[A run of records]
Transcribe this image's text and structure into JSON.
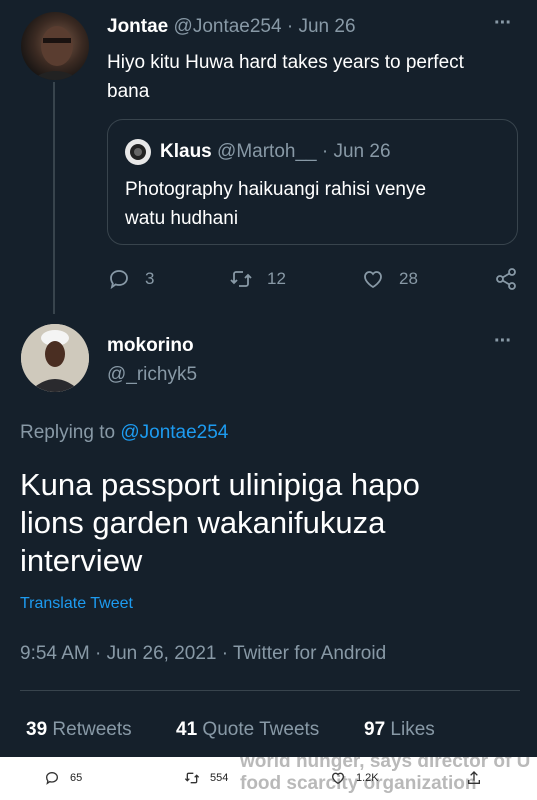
{
  "tweet1": {
    "name": "Jontae",
    "handle": "@Jontae254",
    "date": "· Jun 26",
    "text_line1": "Hiyo kitu Huwa hard takes years to perfect",
    "text_line2": "bana",
    "quote": {
      "name": "Klaus",
      "handle": "@Martoh__",
      "date": "· Jun 26",
      "text_line1": "Photography haikuangi rahisi venye",
      "text_line2": "watu hudhani"
    },
    "actions": {
      "replies": "3",
      "retweets": "12",
      "likes": "28"
    },
    "more": "···"
  },
  "tweet2": {
    "name": "mokorino",
    "handle": "@_richyk5",
    "more": "···",
    "replying_to_label": "Replying to",
    "replying_to_handle": "@Jontae254",
    "text_line1": "Kuna passport ulinipiga hapo",
    "text_line2": "lions garden wakanifukuza",
    "text_line3": "interview",
    "translate": "Translate Tweet",
    "timestamp": "9:54 AM · Jun 26, 2021 · Twitter for Android",
    "stats": {
      "retweets_count": "39",
      "retweets_label": "Retweets",
      "quotes_count": "41",
      "quotes_label": "Quote Tweets",
      "likes_count": "97",
      "likes_label": "Likes"
    }
  },
  "bottom_bar": {
    "replies": "65",
    "retweets": "554",
    "likes": "1.2K",
    "background_text_line1": "world hunger, says director of U",
    "background_text_line2": "food scarcity organization"
  },
  "colors": {
    "background": "#15202b",
    "accent": "#1d9bf0",
    "muted": "#8899a6",
    "border": "#38444d"
  }
}
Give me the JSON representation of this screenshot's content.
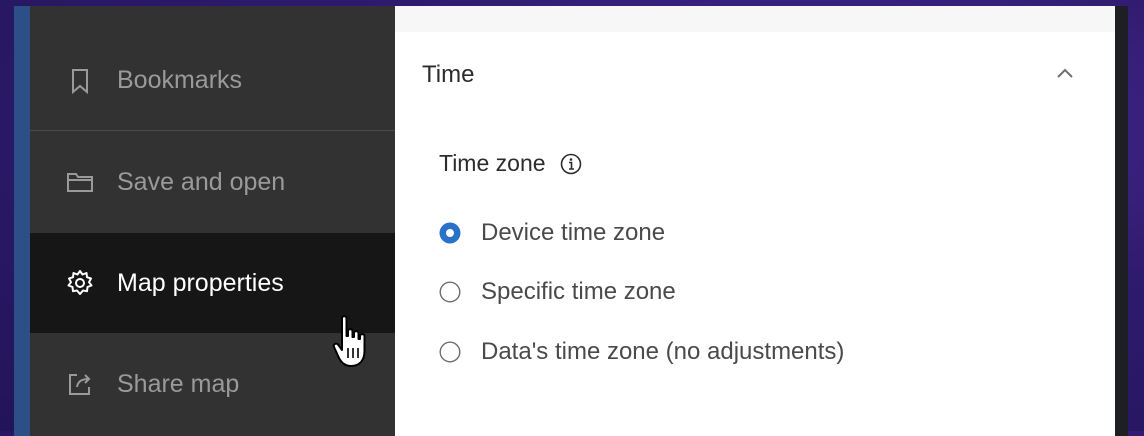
{
  "sidebar": {
    "items": [
      {
        "label": "Bookmarks",
        "icon": "bookmark-icon",
        "active": false
      },
      {
        "label": "Save and open",
        "icon": "folder-icon",
        "active": false
      },
      {
        "label": "Map properties",
        "icon": "gear-icon",
        "active": true
      },
      {
        "label": "Share map",
        "icon": "share-icon",
        "active": false
      }
    ]
  },
  "panel": {
    "title": "Time",
    "collapse_icon": "chevron-up-icon",
    "section_label": "Time zone",
    "info_icon": "info-icon",
    "options": [
      {
        "label": "Device time zone",
        "selected": true
      },
      {
        "label": "Specific time zone",
        "selected": false
      },
      {
        "label": "Data's time zone (no adjustments)",
        "selected": false
      }
    ]
  },
  "colors": {
    "accent": "#2a72c8",
    "sidebar_bg": "#323232",
    "sidebar_active_bg": "#161616",
    "background": "#2f1b6e"
  }
}
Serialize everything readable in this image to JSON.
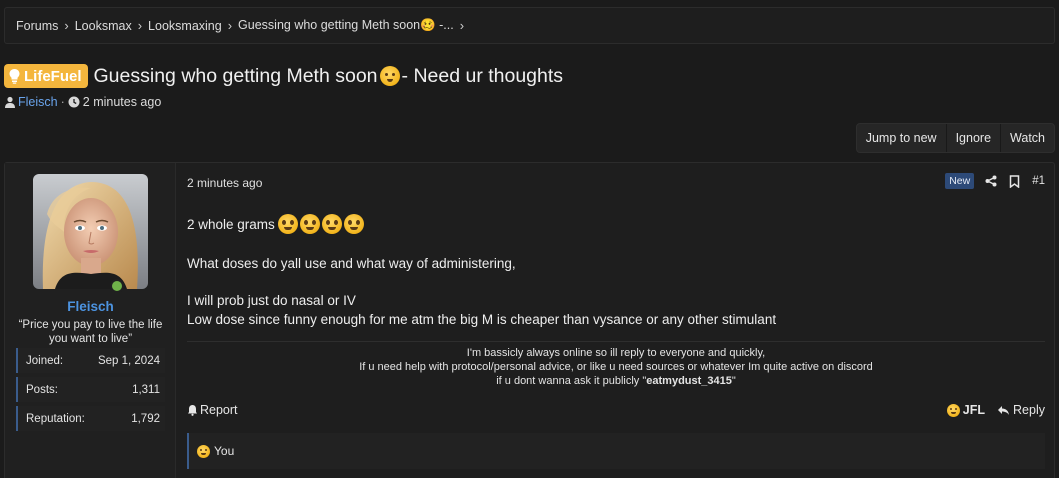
{
  "breadcrumbs": [
    "Forums",
    "Looksmax",
    "Looksmaxing",
    "Guessing who getting Meth soon🥴 -..."
  ],
  "thread": {
    "prefix": "LifeFuel",
    "title": "Guessing who getting Meth soon",
    "title_suffix": " - Need ur thoughts",
    "author": "Fleisch",
    "time": "2 minutes ago"
  },
  "actions": [
    "Jump to new",
    "Ignore",
    "Watch"
  ],
  "user": {
    "name": "Fleisch",
    "title": "“Price you pay to live the life you want to live”",
    "stats": [
      {
        "label": "Joined:",
        "value": "Sep 1, 2024"
      },
      {
        "label": "Posts:",
        "value": "1,311"
      },
      {
        "label": "Reputation:",
        "value": "1,792"
      }
    ]
  },
  "post": {
    "time": "2 minutes ago",
    "badge": "New",
    "number": "#1",
    "lines": [
      "2 whole grams",
      "What doses do yall use and what way of administering,",
      "I will prob just do nasal or IV",
      "Low dose since funny enough for me atm the big M is cheaper than vysance or any other stimulant"
    ]
  },
  "signature": {
    "line1": "I'm bassicly always online so ill reply to everyone and quickly,",
    "line2": "If u need help with protocol/personal advice, or like u need sources or whatever Im quite active on discord",
    "line3_prefix": "if u dont wanna ask it publicly \"",
    "line3_bold": "eatmydust_3415",
    "line3_suffix": "\""
  },
  "footer": {
    "report": "Report",
    "reaction": "JFL",
    "reply": "Reply"
  },
  "reactions": {
    "who": "You"
  },
  "colors": {
    "prefix_bg": "#f4b63d",
    "username": "#4c93e0",
    "online": "#70b34a",
    "new_badge": "#2d4a78"
  }
}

Request
Retype each record exactly as it stands, but do not include the pictures.

Solution to this problem
Transcribe this image's text and structure into JSON.
{
  "tweet1": {
    "name": "Jontae",
    "handle": "@Jontae254",
    "date": "· Jun 26",
    "text_line1": "Hiyo kitu Huwa hard takes years to perfect",
    "text_line2": "bana",
    "quote": {
      "name": "Klaus",
      "handle": "@Martoh__",
      "date": "· Jun 26",
      "text_line1": "Photography haikuangi rahisi venye",
      "text_line2": "watu hudhani"
    },
    "actions": {
      "replies": "3",
      "retweets": "12",
      "likes": "28"
    },
    "more": "···"
  },
  "tweet2": {
    "name": "mokorino",
    "handle": "@_richyk5",
    "more": "···",
    "replying_to_label": "Replying to",
    "replying_to_handle": "@Jontae254",
    "text_line1": "Kuna passport ulinipiga hapo",
    "text_line2": "lions garden wakanifukuza",
    "text_line3": "interview",
    "translate": "Translate Tweet",
    "timestamp": "9:54 AM · Jun 26, 2021 · Twitter for Android",
    "stats": {
      "retweets_count": "39",
      "retweets_label": "Retweets",
      "quotes_count": "41",
      "quotes_label": "Quote Tweets",
      "likes_count": "97",
      "likes_label": "Likes"
    }
  },
  "bottom_bar": {
    "replies": "65",
    "retweets": "554",
    "likes": "1.2K",
    "background_text_line1": "world hunger, says director of U",
    "background_text_line2": "food scarcity organization"
  },
  "colors": {
    "background": "#15202b",
    "accent": "#1d9bf0",
    "muted": "#8899a6",
    "border": "#38444d"
  }
}
Give me the JSON representation of this screenshot's content.
{
  "sidebar": {
    "items": [
      {
        "label": "Bookmarks",
        "icon": "bookmark-icon",
        "active": false
      },
      {
        "label": "Save and open",
        "icon": "folder-icon",
        "active": false
      },
      {
        "label": "Map properties",
        "icon": "gear-icon",
        "active": true
      },
      {
        "label": "Share map",
        "icon": "share-icon",
        "active": false
      }
    ]
  },
  "panel": {
    "title": "Time",
    "collapse_icon": "chevron-up-icon",
    "section_label": "Time zone",
    "info_icon": "info-icon",
    "options": [
      {
        "label": "Device time zone",
        "selected": true
      },
      {
        "label": "Specific time zone",
        "selected": false
      },
      {
        "label": "Data's time zone (no adjustments)",
        "selected": false
      }
    ]
  },
  "colors": {
    "accent": "#2a72c8",
    "sidebar_bg": "#323232",
    "sidebar_active_bg": "#161616",
    "background": "#2f1b6e"
  }
}
Serialize everything readable in this image to JSON.
{
  "breadcrumbs": [
    "Forums",
    "Looksmax",
    "Looksmaxing",
    "Guessing who getting Meth soon🥴 -..."
  ],
  "thread": {
    "prefix": "LifeFuel",
    "title": "Guessing who getting Meth soon",
    "title_suffix": " - Need ur thoughts",
    "author": "Fleisch",
    "time": "2 minutes ago"
  },
  "actions": [
    "Jump to new",
    "Ignore",
    "Watch"
  ],
  "user": {
    "name": "Fleisch",
    "title": "“Price you pay to live the life you want to live”",
    "stats": [
      {
        "label": "Joined:",
        "value": "Sep 1, 2024"
      },
      {
        "label": "Posts:",
        "value": "1,311"
      },
      {
        "label": "Reputation:",
        "value": "1,792"
      }
    ]
  },
  "post": {
    "time": "2 minutes ago",
    "badge": "New",
    "number": "#1",
    "lines": [
      "2 whole grams",
      "What doses do yall use and what way of administering,",
      "I will prob just do nasal or IV",
      "Low dose since funny enough for me atm the big M is cheaper than vysance or any other stimulant"
    ]
  },
  "signature": {
    "line1": "I'm bassicly always online so ill reply to everyone and quickly,",
    "line2": "If u need help with protocol/personal advice, or like u need sources or whatever Im quite active on discord",
    "line3_prefix": "if u dont wanna ask it publicly \"",
    "line3_bold": "eatmydust_3415",
    "line3_suffix": "\""
  },
  "footer": {
    "report": "Report",
    "reaction": "JFL",
    "reply": "Reply"
  },
  "reactions": {
    "who": "You"
  },
  "colors": {
    "prefix_bg": "#f4b63d",
    "username": "#4c93e0",
    "online": "#70b34a",
    "new_badge": "#2d4a78"
  }
}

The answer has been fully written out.